• Raw records:
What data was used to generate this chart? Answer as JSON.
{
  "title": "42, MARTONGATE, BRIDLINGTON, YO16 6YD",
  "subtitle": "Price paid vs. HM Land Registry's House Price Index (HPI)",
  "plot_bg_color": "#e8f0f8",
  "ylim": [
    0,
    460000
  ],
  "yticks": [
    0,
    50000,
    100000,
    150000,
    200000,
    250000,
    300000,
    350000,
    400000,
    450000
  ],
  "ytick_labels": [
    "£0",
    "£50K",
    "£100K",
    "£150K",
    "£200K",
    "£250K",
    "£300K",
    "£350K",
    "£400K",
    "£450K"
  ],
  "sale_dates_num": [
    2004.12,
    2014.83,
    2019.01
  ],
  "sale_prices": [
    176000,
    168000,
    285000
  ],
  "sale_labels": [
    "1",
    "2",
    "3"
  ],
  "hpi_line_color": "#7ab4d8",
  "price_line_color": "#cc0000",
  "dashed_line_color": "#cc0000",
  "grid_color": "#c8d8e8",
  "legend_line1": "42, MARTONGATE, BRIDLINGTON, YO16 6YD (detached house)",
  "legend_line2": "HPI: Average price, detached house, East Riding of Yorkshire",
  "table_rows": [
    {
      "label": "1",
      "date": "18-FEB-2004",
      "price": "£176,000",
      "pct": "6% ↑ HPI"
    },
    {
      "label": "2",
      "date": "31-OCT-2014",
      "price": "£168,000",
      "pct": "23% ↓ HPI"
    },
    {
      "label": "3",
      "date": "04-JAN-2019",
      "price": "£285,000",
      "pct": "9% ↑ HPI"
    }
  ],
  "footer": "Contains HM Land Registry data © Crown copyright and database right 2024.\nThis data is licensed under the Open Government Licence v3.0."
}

• Your objective:
Restate each record word for word.

• Answer to the task:
What data was used to generate this chart? Answer as JSON.
{
  "title": "42, MARTONGATE, BRIDLINGTON, YO16 6YD",
  "subtitle": "Price paid vs. HM Land Registry's House Price Index (HPI)",
  "plot_bg_color": "#e8f0f8",
  "ylim": [
    0,
    460000
  ],
  "yticks": [
    0,
    50000,
    100000,
    150000,
    200000,
    250000,
    300000,
    350000,
    400000,
    450000
  ],
  "ytick_labels": [
    "£0",
    "£50K",
    "£100K",
    "£150K",
    "£200K",
    "£250K",
    "£300K",
    "£350K",
    "£400K",
    "£450K"
  ],
  "sale_dates_num": [
    2004.12,
    2014.83,
    2019.01
  ],
  "sale_prices": [
    176000,
    168000,
    285000
  ],
  "sale_labels": [
    "1",
    "2",
    "3"
  ],
  "hpi_line_color": "#7ab4d8",
  "price_line_color": "#cc0000",
  "dashed_line_color": "#cc0000",
  "grid_color": "#c8d8e8",
  "legend_line1": "42, MARTONGATE, BRIDLINGTON, YO16 6YD (detached house)",
  "legend_line2": "HPI: Average price, detached house, East Riding of Yorkshire",
  "table_rows": [
    {
      "label": "1",
      "date": "18-FEB-2004",
      "price": "£176,000",
      "pct": "6% ↑ HPI"
    },
    {
      "label": "2",
      "date": "31-OCT-2014",
      "price": "£168,000",
      "pct": "23% ↓ HPI"
    },
    {
      "label": "3",
      "date": "04-JAN-2019",
      "price": "£285,000",
      "pct": "9% ↑ HPI"
    }
  ],
  "footer": "Contains HM Land Registry data © Crown copyright and database right 2024.\nThis data is licensed under the Open Government Licence v3.0."
}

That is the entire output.